[RECORDED DATA]

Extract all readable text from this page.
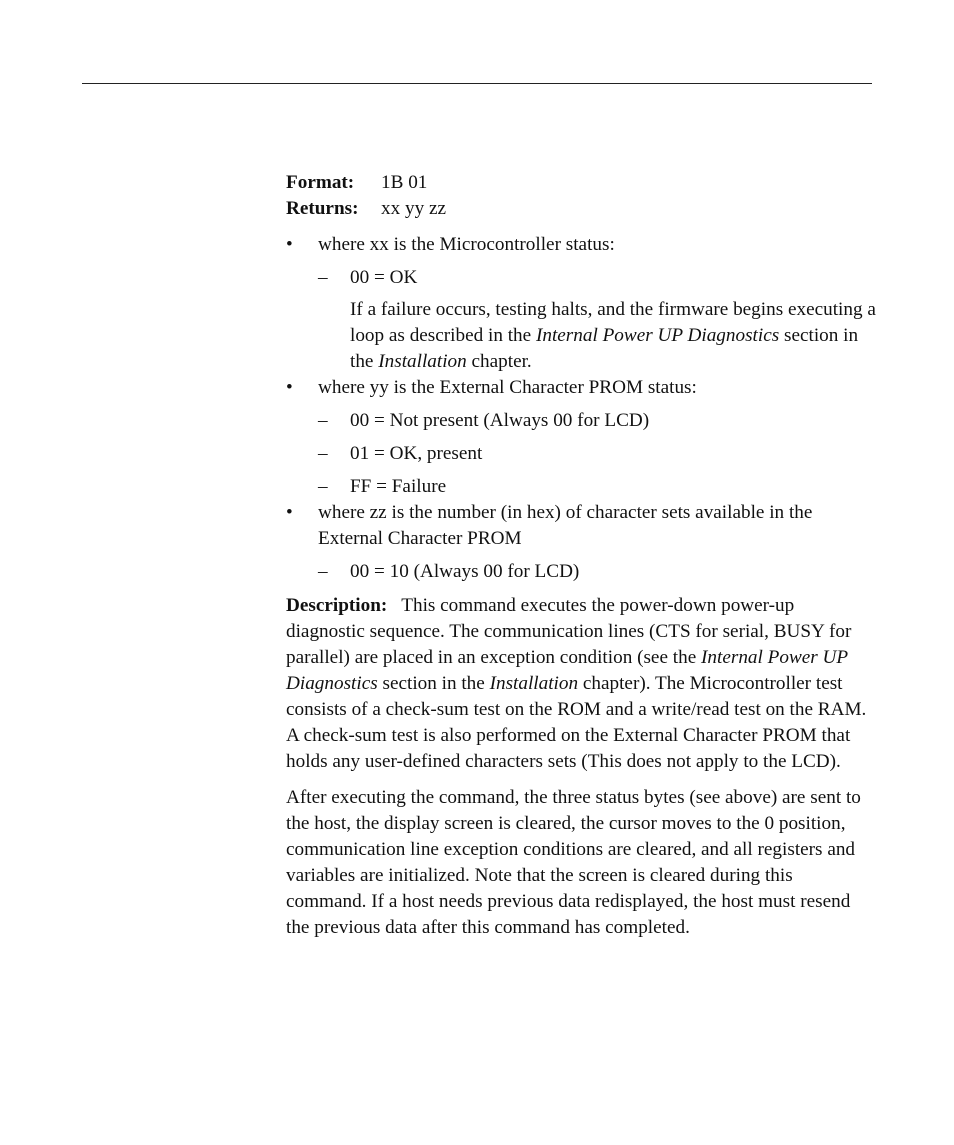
Format:	1B 01
Returns:	xx yy zz
• where xx is the Microcontroller status:
– 00 = OK
If a failure occurs, testing halts, and the firmware begins executing a loop as described in the Internal Power UP Diagnostics section in the Installation chapter.
• where yy is the External Character PROM status:
– 00 = Not present (Always 00 for LCD)
– 01 = OK, present
– FF = Failure
• where zz is the number (in hex) of character sets available in the External Character PROM
– 00 = 10 (Always 00 for LCD)
Description: This command executes the power-down power-up diagnostic sequence. The communication lines (CTS for serial, BUSY for parallel) are placed in an exception condition (see the Internal Power UP Diagnostics section in the Installation chapter). The Microcontroller test consists of a check-sum test on the ROM and a write/read test on the RAM. A check-sum test is also performed on the External Character PROM that holds any user-defined characters sets (This does not apply to the LCD).
After executing the command, the three status bytes (see above) are sent to the host, the display screen is cleared, the cursor moves to the 0 position, communication line exception conditions are cleared, and all registers and variables are initialized. Note that the screen is cleared during this command. If a host needs previous data redisplayed, the host must resend the previous data after this command has completed.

[DIRECTIONS] Reply with nothing except the number of lines in the listing above that include the string "exception".

[SOLUTION TO THIS EXERCISE] 2